## WHAT IS REQUIRED
Please list every line in the entries below that contains the string "飼い主の責任", copying each one in full.

· · ·

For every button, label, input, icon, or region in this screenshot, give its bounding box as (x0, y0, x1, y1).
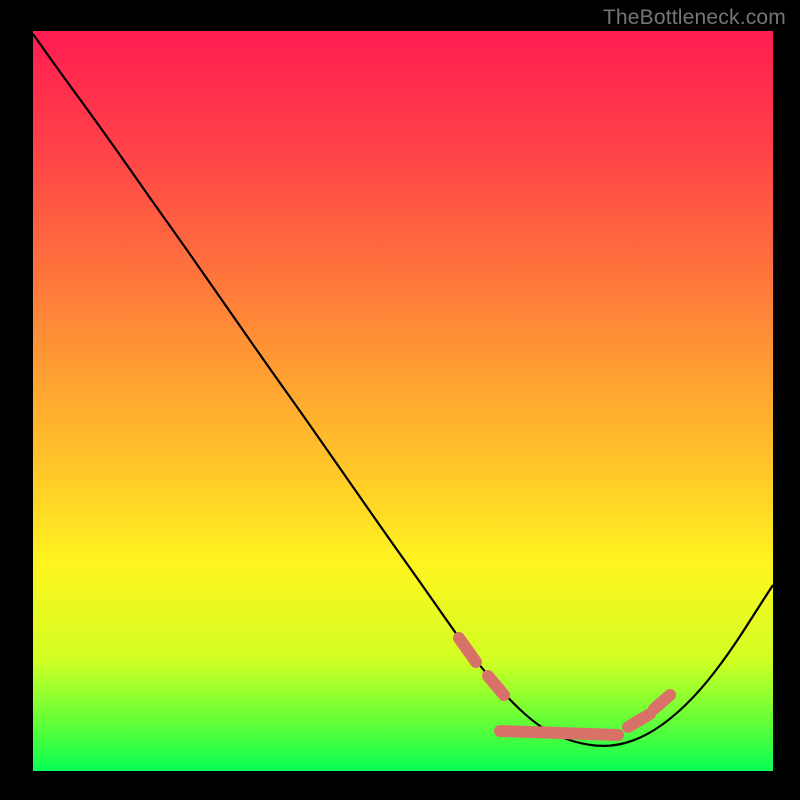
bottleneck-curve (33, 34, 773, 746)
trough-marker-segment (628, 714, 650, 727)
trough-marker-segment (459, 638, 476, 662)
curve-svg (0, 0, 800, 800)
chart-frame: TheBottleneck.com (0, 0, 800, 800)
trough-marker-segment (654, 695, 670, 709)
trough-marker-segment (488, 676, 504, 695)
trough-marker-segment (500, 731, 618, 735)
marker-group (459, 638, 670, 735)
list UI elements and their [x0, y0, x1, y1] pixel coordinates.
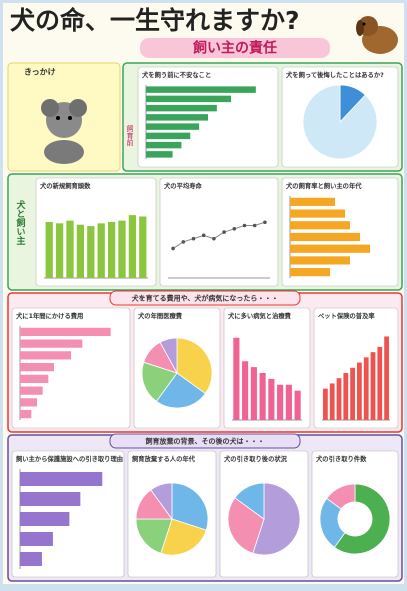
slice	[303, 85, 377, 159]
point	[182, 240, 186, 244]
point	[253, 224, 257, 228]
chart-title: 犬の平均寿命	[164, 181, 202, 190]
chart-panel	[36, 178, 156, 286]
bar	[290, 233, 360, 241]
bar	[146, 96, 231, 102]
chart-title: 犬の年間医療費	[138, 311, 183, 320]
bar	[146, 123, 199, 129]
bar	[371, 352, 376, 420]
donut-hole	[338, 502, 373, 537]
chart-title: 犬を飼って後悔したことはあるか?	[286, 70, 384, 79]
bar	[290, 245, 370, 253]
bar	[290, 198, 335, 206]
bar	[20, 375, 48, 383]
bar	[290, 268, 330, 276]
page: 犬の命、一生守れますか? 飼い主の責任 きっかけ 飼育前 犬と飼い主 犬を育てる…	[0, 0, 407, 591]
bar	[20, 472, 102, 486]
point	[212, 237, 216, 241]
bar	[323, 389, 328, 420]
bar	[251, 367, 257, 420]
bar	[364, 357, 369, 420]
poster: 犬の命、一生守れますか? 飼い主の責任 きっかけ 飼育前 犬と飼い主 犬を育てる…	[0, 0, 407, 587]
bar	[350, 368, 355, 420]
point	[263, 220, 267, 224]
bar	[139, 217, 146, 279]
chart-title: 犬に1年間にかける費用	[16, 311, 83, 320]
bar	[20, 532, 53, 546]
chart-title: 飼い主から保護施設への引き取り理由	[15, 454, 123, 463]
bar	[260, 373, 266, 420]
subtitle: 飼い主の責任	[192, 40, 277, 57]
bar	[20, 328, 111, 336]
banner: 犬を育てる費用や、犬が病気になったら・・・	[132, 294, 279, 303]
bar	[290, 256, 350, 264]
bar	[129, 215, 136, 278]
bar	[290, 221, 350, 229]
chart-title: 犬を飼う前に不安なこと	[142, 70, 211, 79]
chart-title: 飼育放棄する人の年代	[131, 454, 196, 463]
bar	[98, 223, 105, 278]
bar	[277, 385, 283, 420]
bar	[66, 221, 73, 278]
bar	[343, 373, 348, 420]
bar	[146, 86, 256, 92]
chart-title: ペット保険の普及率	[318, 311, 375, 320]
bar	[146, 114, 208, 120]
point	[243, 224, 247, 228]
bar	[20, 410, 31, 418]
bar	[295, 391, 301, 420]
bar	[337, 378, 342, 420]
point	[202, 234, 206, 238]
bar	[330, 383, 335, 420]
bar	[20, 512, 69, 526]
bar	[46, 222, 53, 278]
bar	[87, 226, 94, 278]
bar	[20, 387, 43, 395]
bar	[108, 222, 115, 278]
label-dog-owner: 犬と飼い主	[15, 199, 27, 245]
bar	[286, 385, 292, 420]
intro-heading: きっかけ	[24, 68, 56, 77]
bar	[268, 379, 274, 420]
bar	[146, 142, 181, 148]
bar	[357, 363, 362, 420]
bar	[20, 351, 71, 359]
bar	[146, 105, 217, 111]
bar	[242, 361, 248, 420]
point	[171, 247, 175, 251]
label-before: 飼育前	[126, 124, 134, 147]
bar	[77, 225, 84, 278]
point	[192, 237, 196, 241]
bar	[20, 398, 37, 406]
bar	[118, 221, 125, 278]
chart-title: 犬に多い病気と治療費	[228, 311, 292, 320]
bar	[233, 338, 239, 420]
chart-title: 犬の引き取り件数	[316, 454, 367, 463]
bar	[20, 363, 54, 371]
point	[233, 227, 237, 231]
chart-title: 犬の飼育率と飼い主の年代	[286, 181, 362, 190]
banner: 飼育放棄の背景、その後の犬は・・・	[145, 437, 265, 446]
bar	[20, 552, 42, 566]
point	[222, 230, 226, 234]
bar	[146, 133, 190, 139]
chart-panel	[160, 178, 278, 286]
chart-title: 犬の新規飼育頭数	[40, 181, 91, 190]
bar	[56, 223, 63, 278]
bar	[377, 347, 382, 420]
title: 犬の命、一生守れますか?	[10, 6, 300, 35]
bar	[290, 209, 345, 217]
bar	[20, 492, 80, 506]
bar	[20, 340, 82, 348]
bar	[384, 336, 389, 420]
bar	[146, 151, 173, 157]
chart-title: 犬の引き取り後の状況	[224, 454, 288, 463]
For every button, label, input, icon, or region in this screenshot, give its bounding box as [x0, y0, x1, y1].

· · ·

## CORRECT OUTPUT
page: 犬の命、一生守れますか? 飼い主の責任 きっかけ 飼育前 犬と飼い主 犬を育てる…	[0, 0, 407, 591]
poster: 犬の命、一生守れますか? 飼い主の責任 きっかけ 飼育前 犬と飼い主 犬を育てる…	[0, 0, 407, 587]
subtitle: 飼い主の責任	[192, 40, 277, 57]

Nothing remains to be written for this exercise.